** Text to read **
[START]

Ethical Issues Are Basic Human Concerns
Albert Einstein said this about ethics:
I do not believe in the immortality of the individual, and I consider ethics to be an exclusively human concern without any superhuman authority behind it.
I believe exactly as Einstein asserted in the above quote. There are many facts which lead me to conclude, as Einstein does, that ethics is a human invention and that there is no immortality to earn (or lose) through “good” (or “bad”) behavior. Among the facts are:
- The universe is extraordinarily large, and humans are comparatively quite small.
- Humans are just an evolved form of primate who just happen to have an evolved talent for transmitting rapidly evolving memes.
- The base of all ethical codes is survival, of individuals, groups, species, and of life itself.
- Each culture develops its own unique religion, with some elements in common (presumably due to the common ground of needing to prioritize survival) and many elements of difference (presumably due to the “fashion” or “tastes” of the particular populations involved).
From this list we can easily grasp that religion is entirely a concern of humans, with little in common between different groups of humans. As for the question of immortality, science is on the brink of disproving even the possibility of any such thing happening. With the question of rebirth in Heaven, Hell, or a greater or lesser creature “off the table,” the grounding principles of ethics must then be discovered among the living rather than among the dead. This again lends itself to the idea that survival of life itself is the true grounding of our moral thinking.

[END]

Summarize the passage on ethics as a human concern in two sentences.

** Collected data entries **
[START]

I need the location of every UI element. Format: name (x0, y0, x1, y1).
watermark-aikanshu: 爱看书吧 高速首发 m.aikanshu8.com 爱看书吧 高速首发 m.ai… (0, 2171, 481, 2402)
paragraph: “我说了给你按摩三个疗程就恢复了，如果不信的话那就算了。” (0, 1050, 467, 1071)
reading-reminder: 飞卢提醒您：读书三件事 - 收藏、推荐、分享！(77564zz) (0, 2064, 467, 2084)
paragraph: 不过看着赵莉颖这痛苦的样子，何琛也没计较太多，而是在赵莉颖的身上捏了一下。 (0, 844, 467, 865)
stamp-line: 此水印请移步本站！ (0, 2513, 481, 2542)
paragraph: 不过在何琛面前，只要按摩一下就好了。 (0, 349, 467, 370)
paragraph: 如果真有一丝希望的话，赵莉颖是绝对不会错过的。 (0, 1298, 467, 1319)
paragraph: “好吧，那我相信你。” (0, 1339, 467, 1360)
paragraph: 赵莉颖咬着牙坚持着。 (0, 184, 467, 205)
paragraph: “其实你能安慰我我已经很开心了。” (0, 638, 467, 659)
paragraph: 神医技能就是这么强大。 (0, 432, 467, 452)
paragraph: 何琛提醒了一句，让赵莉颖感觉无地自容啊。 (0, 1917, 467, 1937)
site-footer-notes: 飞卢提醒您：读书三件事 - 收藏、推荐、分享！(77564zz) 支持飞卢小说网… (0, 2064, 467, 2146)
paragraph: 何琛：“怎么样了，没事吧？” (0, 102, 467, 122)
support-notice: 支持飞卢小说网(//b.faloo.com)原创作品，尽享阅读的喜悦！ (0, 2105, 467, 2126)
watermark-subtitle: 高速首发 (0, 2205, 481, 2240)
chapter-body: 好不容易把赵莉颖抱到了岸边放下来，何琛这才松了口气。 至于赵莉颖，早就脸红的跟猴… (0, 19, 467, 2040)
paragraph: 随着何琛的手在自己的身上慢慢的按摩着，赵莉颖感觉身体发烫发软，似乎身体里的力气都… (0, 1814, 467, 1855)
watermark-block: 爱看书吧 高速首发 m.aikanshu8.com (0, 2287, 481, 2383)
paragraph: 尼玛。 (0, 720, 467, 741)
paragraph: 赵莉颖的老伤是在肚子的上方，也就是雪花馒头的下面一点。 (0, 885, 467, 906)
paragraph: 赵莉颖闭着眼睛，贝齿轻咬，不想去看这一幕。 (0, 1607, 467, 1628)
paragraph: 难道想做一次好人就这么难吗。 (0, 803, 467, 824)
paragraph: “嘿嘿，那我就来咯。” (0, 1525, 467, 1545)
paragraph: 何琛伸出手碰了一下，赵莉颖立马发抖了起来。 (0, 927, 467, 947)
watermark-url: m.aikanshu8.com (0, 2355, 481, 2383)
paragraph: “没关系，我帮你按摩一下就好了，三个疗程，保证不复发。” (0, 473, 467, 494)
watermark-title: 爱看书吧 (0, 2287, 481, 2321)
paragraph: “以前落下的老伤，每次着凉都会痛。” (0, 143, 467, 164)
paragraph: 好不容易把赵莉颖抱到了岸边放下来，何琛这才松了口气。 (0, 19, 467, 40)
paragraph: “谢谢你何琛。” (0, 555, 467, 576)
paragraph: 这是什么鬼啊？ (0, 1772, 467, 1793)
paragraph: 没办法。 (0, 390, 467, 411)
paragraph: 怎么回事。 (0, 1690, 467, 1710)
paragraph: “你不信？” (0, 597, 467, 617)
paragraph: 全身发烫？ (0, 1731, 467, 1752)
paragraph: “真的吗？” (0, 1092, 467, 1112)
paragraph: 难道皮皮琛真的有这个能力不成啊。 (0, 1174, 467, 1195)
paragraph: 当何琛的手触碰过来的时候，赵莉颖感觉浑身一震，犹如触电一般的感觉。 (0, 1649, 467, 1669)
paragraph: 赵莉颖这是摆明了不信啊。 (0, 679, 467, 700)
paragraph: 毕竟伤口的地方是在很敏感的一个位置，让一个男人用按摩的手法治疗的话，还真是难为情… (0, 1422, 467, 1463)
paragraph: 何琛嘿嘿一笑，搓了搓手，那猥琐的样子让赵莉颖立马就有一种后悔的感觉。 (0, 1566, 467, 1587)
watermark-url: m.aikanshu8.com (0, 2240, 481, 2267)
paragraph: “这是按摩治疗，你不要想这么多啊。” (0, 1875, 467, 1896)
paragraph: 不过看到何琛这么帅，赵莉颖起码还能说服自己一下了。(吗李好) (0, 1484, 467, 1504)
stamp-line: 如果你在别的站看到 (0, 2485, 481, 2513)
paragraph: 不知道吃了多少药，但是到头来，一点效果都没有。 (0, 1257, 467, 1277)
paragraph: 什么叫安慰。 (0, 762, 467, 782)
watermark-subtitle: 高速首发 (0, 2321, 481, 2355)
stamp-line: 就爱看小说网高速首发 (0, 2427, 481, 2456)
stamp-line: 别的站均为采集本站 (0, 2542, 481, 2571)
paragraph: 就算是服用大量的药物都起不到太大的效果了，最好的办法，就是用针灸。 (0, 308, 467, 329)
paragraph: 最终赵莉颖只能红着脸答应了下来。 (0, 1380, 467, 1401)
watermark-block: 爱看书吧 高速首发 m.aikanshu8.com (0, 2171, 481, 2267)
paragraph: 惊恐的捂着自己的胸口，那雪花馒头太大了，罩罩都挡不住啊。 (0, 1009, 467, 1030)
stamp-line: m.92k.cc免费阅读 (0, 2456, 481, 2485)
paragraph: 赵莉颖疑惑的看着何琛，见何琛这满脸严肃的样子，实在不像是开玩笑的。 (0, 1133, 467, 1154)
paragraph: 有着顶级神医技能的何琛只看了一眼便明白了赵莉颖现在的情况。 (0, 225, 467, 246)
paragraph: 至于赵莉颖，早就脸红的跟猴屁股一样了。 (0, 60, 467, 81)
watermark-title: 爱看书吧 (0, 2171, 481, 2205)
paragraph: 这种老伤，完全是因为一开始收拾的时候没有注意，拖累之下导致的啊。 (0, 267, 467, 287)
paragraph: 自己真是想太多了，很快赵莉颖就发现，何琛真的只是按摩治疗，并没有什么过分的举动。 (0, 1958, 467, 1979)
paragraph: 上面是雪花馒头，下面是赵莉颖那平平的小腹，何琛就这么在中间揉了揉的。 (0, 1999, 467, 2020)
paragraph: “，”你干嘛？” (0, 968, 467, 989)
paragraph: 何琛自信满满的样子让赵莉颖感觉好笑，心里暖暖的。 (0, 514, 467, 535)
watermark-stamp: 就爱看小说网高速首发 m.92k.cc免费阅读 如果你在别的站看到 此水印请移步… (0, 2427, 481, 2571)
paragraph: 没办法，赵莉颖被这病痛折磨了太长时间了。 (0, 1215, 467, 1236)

[END]

** Solution **
Agreeing with Einstein, the writer holds that ethics is a human invention with no superhuman authority behind it and no immortality to be earned or lost through behavior. The writer supports this by pointing to the size of the universe, humans' evolution as primates, survival as the base of all ethical codes, and each culture's development of its own religion, and concludes that survival of life itself is the true grounding of moral thinking.